__Set task__: In the listing that follows, count each line containing the string "delivered" and report only the count.

__Extracted material__:
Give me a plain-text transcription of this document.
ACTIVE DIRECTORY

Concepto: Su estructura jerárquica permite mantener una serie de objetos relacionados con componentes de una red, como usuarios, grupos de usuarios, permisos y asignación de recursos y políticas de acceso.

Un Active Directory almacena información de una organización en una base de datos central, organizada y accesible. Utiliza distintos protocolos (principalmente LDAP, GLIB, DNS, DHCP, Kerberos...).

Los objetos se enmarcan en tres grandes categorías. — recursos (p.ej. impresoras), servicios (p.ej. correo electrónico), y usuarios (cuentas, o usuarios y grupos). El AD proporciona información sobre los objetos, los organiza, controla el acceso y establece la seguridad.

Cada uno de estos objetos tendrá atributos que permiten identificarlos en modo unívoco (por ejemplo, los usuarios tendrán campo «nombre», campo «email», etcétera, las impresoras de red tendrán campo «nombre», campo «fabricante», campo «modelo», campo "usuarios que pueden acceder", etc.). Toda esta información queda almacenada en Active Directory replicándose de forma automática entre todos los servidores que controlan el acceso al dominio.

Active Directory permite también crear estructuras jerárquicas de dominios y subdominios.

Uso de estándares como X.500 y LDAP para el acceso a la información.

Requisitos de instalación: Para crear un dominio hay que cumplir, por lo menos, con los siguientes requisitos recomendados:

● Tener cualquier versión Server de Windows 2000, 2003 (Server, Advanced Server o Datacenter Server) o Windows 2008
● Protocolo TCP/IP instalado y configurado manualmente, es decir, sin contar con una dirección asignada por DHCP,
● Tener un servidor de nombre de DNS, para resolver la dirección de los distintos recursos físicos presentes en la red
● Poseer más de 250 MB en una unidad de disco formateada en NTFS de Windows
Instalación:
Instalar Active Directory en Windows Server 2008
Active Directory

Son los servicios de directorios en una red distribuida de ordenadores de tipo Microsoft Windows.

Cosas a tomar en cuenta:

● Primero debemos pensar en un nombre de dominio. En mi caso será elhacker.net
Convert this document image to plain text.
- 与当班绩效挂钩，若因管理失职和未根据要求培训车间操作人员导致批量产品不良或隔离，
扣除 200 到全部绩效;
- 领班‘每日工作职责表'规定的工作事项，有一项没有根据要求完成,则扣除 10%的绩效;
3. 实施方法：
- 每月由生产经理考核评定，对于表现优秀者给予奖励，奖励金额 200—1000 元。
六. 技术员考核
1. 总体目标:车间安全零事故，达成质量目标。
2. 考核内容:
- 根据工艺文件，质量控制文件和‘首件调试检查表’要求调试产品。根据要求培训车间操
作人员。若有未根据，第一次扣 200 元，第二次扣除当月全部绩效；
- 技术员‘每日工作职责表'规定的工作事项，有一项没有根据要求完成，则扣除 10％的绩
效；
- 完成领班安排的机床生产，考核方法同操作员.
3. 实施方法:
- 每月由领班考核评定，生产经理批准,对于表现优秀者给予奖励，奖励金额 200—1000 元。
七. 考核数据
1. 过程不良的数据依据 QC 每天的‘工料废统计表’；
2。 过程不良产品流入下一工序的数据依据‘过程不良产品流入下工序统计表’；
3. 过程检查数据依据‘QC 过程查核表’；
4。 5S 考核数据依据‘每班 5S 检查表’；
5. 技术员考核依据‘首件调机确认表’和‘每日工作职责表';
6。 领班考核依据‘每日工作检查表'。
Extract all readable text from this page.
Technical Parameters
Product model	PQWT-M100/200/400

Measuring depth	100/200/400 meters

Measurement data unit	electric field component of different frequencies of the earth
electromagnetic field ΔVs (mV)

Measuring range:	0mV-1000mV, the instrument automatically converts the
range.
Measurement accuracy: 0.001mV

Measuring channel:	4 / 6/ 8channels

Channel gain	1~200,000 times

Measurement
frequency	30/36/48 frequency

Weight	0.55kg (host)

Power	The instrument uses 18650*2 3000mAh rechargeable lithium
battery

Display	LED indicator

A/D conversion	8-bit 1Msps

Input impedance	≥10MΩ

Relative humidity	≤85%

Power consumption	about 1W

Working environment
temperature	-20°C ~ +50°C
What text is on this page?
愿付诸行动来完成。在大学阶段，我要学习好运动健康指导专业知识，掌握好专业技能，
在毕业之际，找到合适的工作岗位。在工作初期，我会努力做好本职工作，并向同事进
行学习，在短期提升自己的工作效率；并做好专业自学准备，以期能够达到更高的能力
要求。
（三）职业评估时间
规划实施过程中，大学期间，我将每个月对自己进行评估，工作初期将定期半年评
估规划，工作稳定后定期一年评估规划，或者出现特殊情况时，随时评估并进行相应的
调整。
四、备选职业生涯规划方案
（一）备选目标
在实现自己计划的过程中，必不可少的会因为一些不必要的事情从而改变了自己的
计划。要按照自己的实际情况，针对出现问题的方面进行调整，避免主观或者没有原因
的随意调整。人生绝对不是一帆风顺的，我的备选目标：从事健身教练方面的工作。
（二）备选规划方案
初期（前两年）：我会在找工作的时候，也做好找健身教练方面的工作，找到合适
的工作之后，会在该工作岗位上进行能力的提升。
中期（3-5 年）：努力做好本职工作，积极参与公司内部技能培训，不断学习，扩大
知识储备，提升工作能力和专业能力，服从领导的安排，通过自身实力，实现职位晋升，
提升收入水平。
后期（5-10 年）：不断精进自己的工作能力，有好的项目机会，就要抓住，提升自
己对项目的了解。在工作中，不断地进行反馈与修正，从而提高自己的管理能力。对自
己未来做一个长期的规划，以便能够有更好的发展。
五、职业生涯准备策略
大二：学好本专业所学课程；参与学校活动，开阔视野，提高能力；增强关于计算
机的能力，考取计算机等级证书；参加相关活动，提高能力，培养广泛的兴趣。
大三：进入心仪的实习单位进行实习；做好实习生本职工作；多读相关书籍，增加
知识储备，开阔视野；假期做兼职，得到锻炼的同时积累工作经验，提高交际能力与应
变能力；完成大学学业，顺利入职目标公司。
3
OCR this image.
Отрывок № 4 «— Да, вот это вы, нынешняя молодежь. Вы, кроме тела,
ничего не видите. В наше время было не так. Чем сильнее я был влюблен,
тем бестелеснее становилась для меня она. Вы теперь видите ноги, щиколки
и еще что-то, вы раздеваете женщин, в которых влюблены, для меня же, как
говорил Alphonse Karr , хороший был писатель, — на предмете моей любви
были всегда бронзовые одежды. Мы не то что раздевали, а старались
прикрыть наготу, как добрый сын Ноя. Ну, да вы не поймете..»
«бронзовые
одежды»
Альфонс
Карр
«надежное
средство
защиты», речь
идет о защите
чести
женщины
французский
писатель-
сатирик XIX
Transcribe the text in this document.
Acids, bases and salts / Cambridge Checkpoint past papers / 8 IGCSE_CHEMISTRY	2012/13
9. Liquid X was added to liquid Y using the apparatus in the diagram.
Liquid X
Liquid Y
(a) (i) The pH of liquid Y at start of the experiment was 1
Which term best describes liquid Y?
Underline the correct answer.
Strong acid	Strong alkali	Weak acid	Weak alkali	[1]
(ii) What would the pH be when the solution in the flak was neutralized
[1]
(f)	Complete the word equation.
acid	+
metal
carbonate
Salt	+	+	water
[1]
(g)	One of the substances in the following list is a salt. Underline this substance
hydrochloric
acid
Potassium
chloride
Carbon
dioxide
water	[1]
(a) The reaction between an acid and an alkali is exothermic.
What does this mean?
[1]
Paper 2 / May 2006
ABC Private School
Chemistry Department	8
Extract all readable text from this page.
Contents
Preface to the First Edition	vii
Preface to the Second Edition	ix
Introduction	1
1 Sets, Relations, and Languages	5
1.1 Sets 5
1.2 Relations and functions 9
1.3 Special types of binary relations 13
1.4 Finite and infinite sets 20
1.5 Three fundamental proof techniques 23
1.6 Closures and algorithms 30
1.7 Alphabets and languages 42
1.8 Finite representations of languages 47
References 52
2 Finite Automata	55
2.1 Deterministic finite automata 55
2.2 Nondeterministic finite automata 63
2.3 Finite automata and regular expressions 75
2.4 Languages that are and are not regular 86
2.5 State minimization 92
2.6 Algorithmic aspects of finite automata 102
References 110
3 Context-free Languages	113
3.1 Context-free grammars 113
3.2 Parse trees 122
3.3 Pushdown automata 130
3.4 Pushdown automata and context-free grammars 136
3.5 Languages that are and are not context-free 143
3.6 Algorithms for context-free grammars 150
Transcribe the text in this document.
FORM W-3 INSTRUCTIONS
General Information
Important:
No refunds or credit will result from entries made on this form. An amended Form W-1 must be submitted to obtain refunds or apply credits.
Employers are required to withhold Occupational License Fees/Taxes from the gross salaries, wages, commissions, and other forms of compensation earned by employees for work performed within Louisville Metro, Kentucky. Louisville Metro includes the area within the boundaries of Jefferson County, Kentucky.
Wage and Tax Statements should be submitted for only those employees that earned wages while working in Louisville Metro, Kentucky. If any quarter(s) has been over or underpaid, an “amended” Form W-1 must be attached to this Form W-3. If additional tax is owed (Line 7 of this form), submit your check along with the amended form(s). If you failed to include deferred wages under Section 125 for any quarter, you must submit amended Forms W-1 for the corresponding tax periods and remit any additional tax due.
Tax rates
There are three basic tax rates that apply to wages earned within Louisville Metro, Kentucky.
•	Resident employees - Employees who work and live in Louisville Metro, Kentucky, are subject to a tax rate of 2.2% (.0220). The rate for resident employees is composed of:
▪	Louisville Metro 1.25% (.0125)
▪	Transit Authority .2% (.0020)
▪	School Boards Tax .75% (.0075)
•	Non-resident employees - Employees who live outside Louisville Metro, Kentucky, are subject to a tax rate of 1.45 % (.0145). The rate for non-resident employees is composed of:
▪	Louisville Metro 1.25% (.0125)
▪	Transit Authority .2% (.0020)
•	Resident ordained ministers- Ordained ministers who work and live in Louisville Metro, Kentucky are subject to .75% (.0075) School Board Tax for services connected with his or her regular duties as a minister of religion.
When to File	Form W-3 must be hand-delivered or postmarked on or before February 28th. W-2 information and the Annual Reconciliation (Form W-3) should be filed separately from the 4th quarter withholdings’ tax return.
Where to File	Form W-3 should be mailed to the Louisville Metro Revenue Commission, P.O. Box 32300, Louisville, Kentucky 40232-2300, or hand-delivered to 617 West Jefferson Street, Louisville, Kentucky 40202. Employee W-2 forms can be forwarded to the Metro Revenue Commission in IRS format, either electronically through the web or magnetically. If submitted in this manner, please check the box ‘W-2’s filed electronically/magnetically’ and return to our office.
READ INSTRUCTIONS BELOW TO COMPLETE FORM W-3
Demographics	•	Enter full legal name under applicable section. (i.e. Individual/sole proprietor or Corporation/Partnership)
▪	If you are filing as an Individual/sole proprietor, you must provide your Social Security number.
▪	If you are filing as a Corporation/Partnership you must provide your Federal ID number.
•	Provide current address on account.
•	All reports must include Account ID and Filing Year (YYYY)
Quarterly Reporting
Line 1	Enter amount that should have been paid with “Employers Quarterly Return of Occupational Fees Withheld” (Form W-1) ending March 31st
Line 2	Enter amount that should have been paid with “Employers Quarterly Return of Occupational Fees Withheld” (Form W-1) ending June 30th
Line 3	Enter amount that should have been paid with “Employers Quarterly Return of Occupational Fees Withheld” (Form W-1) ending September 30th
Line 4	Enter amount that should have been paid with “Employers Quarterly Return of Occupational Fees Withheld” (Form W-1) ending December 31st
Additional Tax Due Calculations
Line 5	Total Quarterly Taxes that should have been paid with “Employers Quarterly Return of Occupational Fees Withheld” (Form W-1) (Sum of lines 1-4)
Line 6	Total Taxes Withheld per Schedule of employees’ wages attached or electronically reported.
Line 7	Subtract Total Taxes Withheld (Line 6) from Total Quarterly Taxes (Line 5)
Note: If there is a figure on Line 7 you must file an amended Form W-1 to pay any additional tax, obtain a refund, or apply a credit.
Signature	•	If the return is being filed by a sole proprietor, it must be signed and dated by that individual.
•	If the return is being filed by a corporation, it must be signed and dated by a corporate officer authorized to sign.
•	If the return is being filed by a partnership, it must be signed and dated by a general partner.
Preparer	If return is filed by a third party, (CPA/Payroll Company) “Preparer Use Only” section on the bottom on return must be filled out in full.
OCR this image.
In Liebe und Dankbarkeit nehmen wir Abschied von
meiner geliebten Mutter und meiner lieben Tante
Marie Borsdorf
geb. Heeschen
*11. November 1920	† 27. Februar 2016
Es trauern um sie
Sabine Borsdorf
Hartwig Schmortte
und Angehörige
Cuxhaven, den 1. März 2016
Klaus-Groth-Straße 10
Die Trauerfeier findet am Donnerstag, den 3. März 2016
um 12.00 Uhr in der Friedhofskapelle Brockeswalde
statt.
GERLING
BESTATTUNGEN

__Result__: 2